— start DATA —

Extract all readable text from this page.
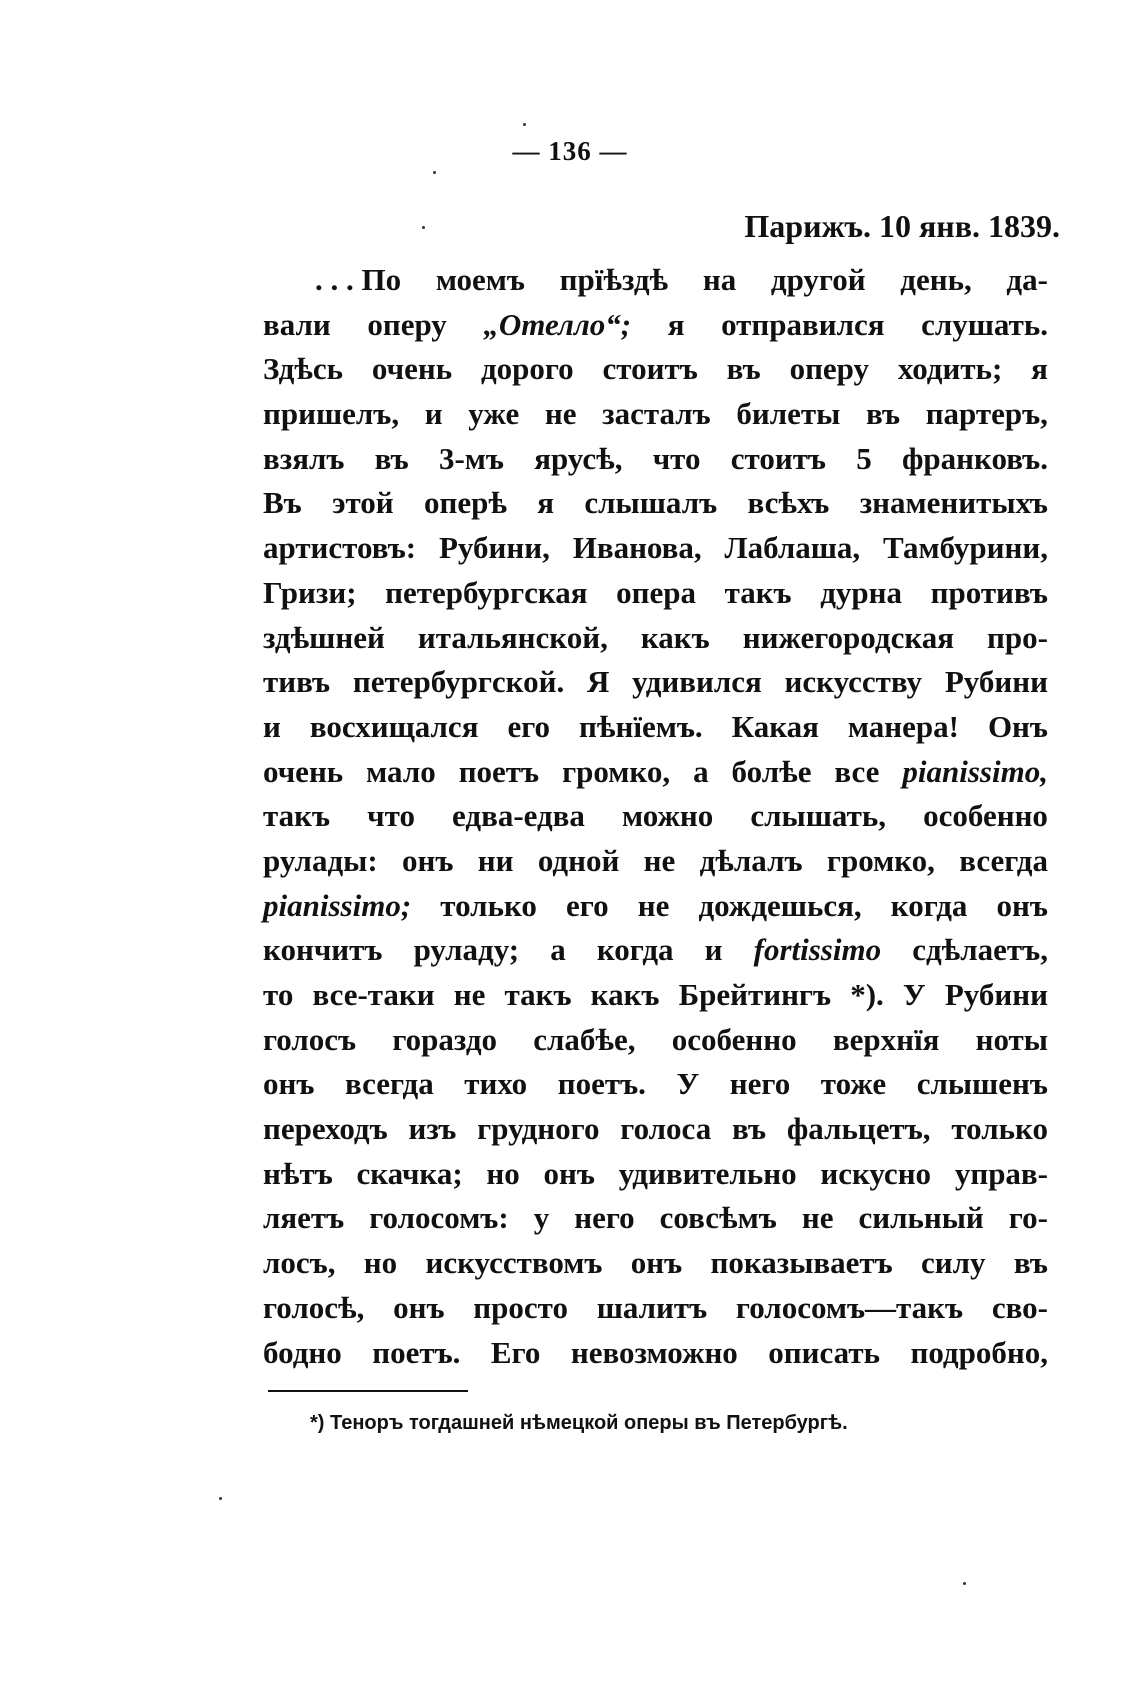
— 136 —
Парижъ. 10 янв. 1839.
. . . По моемъ прїѣздѣ на другой день, да-
вали оперу „Отелло“; я отправился слушать.
Здѣсь очень дорого стоитъ въ оперу ходить; я
пришелъ, и уже не засталъ билеты въ партеръ,
взялъ въ 3-мъ ярусѣ, что стоитъ 5 франковъ.
Въ этой оперѣ я слышалъ всѣхъ знаменитыхъ
артистовъ: Рубини, Иванова, Лаблаша, Тамбурини,
Гризи; петербургская опера такъ дурна противъ
здѣшней итальянской, какъ нижегородская про-
тивъ петербургской. Я удивился искусству Рубини
и восхищался его пѣнїемъ. Какая манера! Онъ
очень мало поетъ громко, а болѣе все pianissimo,
такъ что едва-едва можно слышать, особенно
рулады: онъ ни одной не дѣлалъ громко, всегда
pianissimo; только его не дождешься, когда онъ
кончитъ руладу; а когда и fortissimo сдѣлаетъ,
то все-таки не такъ какъ Брейтингъ *). У Рубини
голосъ гораздо слабѣе, особенно верхнїя ноты
онъ всегда тихо поетъ. У него тоже слышенъ
переходъ изъ грудного голоса въ фальцетъ, только
нѣтъ скачка; но онъ удивительно искусно управ-
ляетъ голосомъ: у него совсѣмъ не сильный го-
лосъ, но искусствомъ онъ показываетъ силу въ
голосѣ, онъ просто шалитъ голосомъ—такъ сво-
бодно поетъ. Его невозможно описать подробно,
*) Теноръ тогдашней нѣмецкой оперы въ Петербургѣ.
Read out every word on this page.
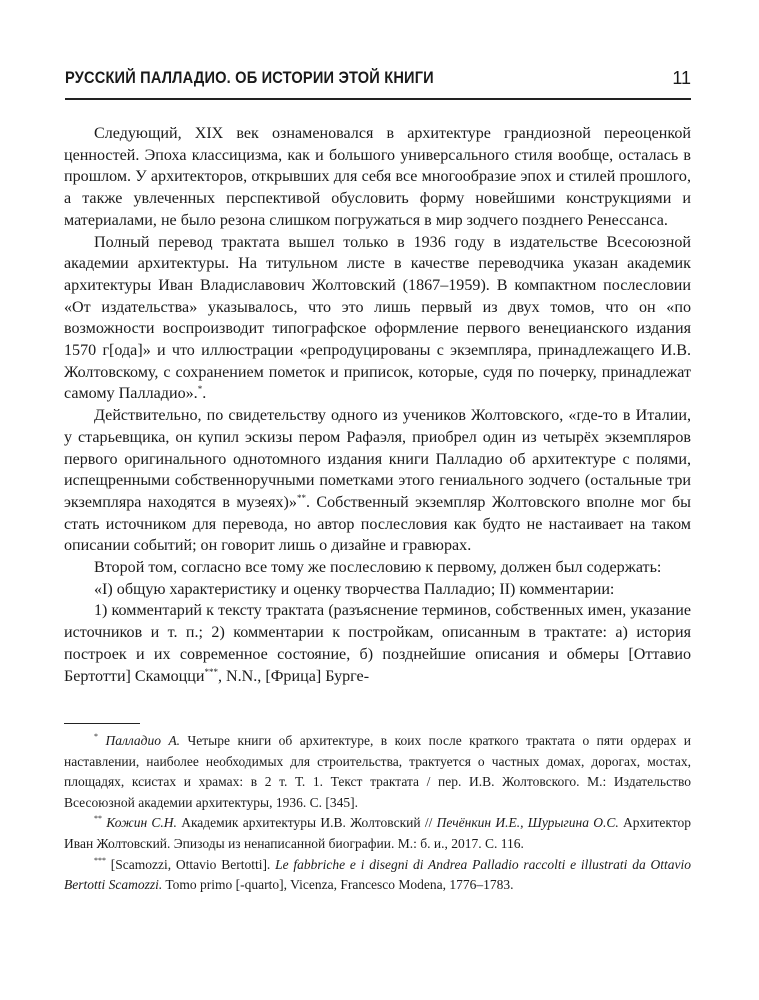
РУССКИЙ ПАЛЛАДИО. ОБ ИСТОРИИ ЭТОЙ КНИГИ	11

Следующий, XIX век ознаменовался в архитектуре грандиозной переоценкой ценностей. Эпоха классицизма, как и большого универсального стиля вообще, осталась в прошлом. У архитекторов, открывших для себя все многообразие эпох и стилей прошлого, а также увлеченных перспективой обусловить форму новейшими конструкциями и материалами, не было резона слишком погружаться в мир зодчего позднего Ренессанса.

Полный перевод трактата вышел только в 1936 году в издательстве Всесоюзной академии архитектуры. На титульном листе в качестве переводчика указан академик архитектуры Иван Владиславович Жолтовский (1867–1959). В компактном послесловии «От издательства» указывалось, что это лишь первый из двух томов, что он «по возможности воспроизводит типографское оформление первого венецианского издания 1570 г[ода]» и что иллюстрации «репродуцированы с экземпляра, принадлежащего И.В. Жолтовскому, с сохранением пометок и приписок, которые, судя по почерку, принадлежат самому Палладио».*.

Действительно, по свидетельству одного из учеников Жолтовского, «где-то в Италии, у старьевщика, он купил эскизы пером Рафаэля, приобрел один из четырёх экземпляров первого оригинального однотомного издания книги Палладио об архитектуре с полями, испещренными собственноручными пометками этого гениального зодчего (остальные три экземпляра находятся в музеях)»**. Собственный экземпляр Жолтовского вполне мог бы стать источником для перевода, но автор послесловия как будто не настаивает на таком описании событий; он говорит лишь о дизайне и гравюрах.

Второй том, согласно все тому же послесловию к первому, должен был содержать:

«I) общую характеристику и оценку творчества Палладио; II) комментарии:

1) комментарий к тексту трактата (разъяснение терминов, собственных имен, указание источников и т. п.; 2) комментарии к постройкам, описанным в трактате: а) история построек и их современное состояние, б) позднейшие описания и обмеры [Оттавио Бертотти] Скамоцци***, N.N., [Фрица] Бурге-

* Палладио А. Четыре книги об архитектуре, в коих после краткого трактата о пяти ордерах и наставлении, наиболее необходимых для строительства, трактуется о частных домах, дорогах, мостах, площадях, ксистах и храмах: в 2 т. Т. 1. Текст трактата / пер. И.В. Жолтовского. М.: Издательство Всесоюзной академии архитектуры, 1936. С. [345].

** Кожин С.Н. Академик архитектуры И.В. Жолтовский // Печёнкин И.Е., Шурыгина О.С. Архитектор Иван Жолтовский. Эпизоды из ненаписанной биографии. М.: б. и., 2017. С. 116.

*** [Scamozzi, Ottavio Bertotti]. Le fabbriche e i disegni di Andrea Palladio raccolti e illustrati da Ottavio Bertotti Scamozzi. Tomo primo [-quarto], Vicenza, Francesco Modena, 1776–1783.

— end DATA —

> _TASK OBJECTIVE_
Copy out every line that includes the word "когда".

> _COMPLETE ANSWER_
pianissimo; только его не дождешься, когда онъ
кончитъ руладу; а когда и fortissimo сдѣлаетъ,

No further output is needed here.